▶ What needs to be done
In your copy, reproduce the entries exactly as they are, minus the images.

▶ Dataset
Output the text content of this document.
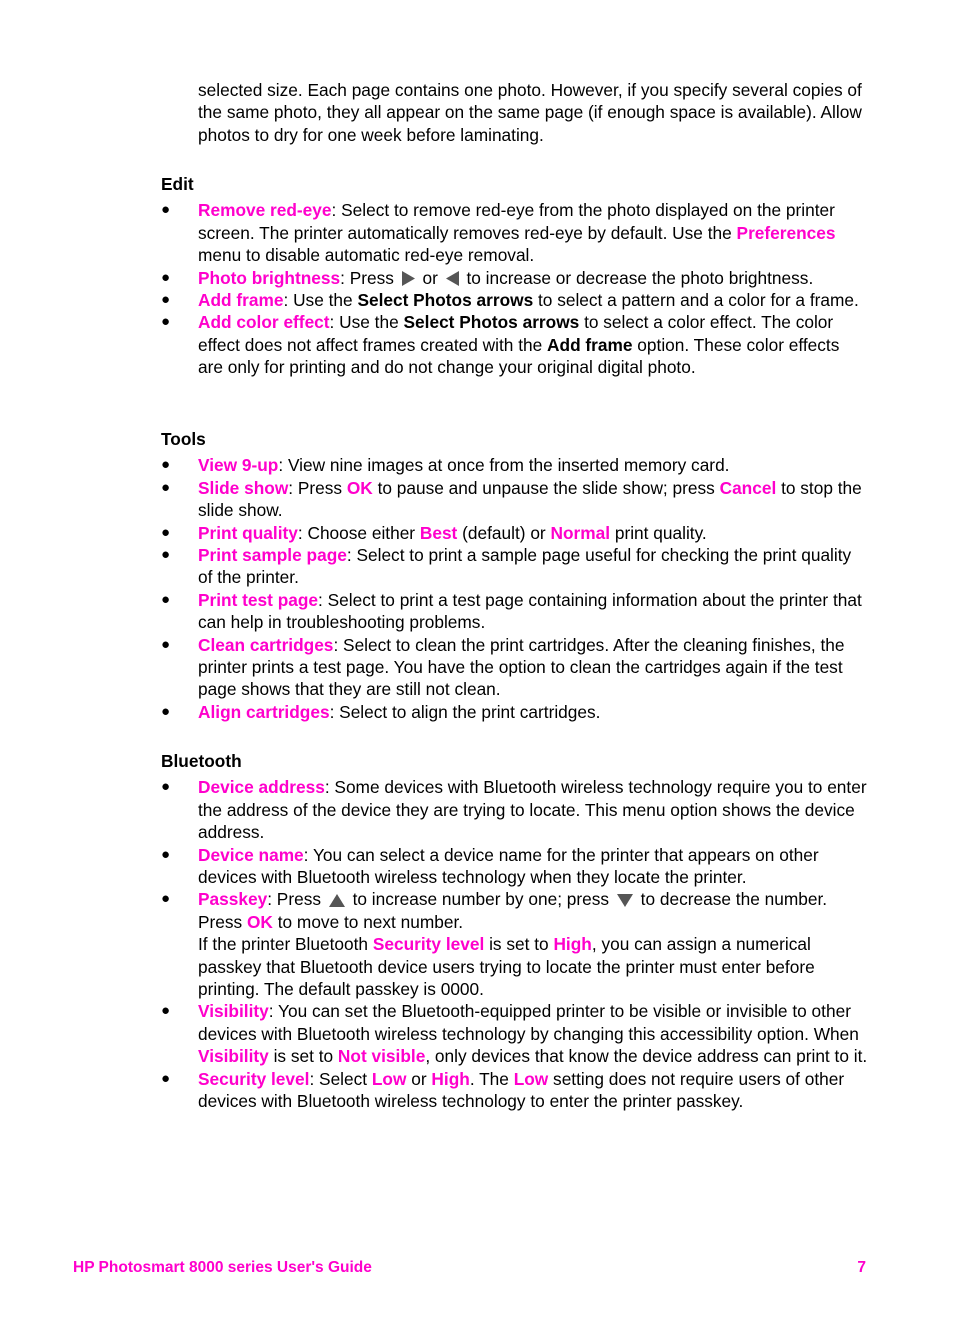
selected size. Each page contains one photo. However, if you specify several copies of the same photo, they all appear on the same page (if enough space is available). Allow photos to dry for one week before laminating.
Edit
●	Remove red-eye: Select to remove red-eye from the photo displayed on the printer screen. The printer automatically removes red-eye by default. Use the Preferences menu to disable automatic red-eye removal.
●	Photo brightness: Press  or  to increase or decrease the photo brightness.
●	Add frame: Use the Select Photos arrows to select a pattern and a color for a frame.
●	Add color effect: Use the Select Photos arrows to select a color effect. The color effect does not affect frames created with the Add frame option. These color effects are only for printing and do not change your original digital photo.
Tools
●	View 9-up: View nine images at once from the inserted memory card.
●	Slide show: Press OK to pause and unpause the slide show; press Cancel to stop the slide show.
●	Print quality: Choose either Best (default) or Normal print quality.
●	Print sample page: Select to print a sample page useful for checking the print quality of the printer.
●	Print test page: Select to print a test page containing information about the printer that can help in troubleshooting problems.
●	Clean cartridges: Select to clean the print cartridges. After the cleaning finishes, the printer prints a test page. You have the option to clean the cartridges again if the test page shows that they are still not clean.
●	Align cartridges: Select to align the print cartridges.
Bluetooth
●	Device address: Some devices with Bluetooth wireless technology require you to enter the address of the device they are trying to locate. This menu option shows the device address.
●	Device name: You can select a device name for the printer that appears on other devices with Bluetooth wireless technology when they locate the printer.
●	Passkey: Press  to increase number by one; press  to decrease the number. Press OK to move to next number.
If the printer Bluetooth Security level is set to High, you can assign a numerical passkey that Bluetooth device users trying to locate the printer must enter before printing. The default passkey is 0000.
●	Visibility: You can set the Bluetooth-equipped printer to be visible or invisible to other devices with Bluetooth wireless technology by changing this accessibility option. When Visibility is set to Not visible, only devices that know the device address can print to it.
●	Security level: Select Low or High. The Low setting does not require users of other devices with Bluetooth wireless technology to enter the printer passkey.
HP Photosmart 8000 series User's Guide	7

▶ Output of the task
Output the text content of this document.
selected size. Each page contains one photo. However, if you specify several copies of the same photo, they all appear on the same page (if enough space is available). Allow photos to dry for one week before laminating.
Edit
●	Remove red-eye: Select to remove red-eye from the photo displayed on the printer screen. The printer automatically removes red-eye by default. Use the Preferences menu to disable automatic red-eye removal.
●	Photo brightness: Press  or  to increase or decrease the photo brightness.
●	Add frame: Use the Select Photos arrows to select a pattern and a color for a frame.
●	Add color effect: Use the Select Photos arrows to select a color effect. The color effect does not affect frames created with the Add frame option. These color effects are only for printing and do not change your original digital photo.
Tools
●	View 9-up: View nine images at once from the inserted memory card.
●	Slide show: Press OK to pause and unpause the slide show; press Cancel to stop the slide show.
●	Print quality: Choose either Best (default) or Normal print quality.
●	Print sample page: Select to print a sample page useful for checking the print quality of the printer.
●	Print test page: Select to print a test page containing information about the printer that can help in troubleshooting problems.
●	Clean cartridges: Select to clean the print cartridges. After the cleaning finishes, the printer prints a test page. You have the option to clean the cartridges again if the test page shows that they are still not clean.
●	Align cartridges: Select to align the print cartridges.
Bluetooth
●	Device address: Some devices with Bluetooth wireless technology require you to enter the address of the device they are trying to locate. This menu option shows the device address.
●	Device name: You can select a device name for the printer that appears on other devices with Bluetooth wireless technology when they locate the printer.
●	Passkey: Press  to increase number by one; press  to decrease the number. Press OK to move to next number.
If the printer Bluetooth Security level is set to High, you can assign a numerical passkey that Bluetooth device users trying to locate the printer must enter before printing. The default passkey is 0000.
●	Visibility: You can set the Bluetooth-equipped printer to be visible or invisible to other devices with Bluetooth wireless technology by changing this accessibility option. When Visibility is set to Not visible, only devices that know the device address can print to it.
●	Security level: Select Low or High. The Low setting does not require users of other devices with Bluetooth wireless technology to enter the printer passkey.
HP Photosmart 8000 series User's Guide	7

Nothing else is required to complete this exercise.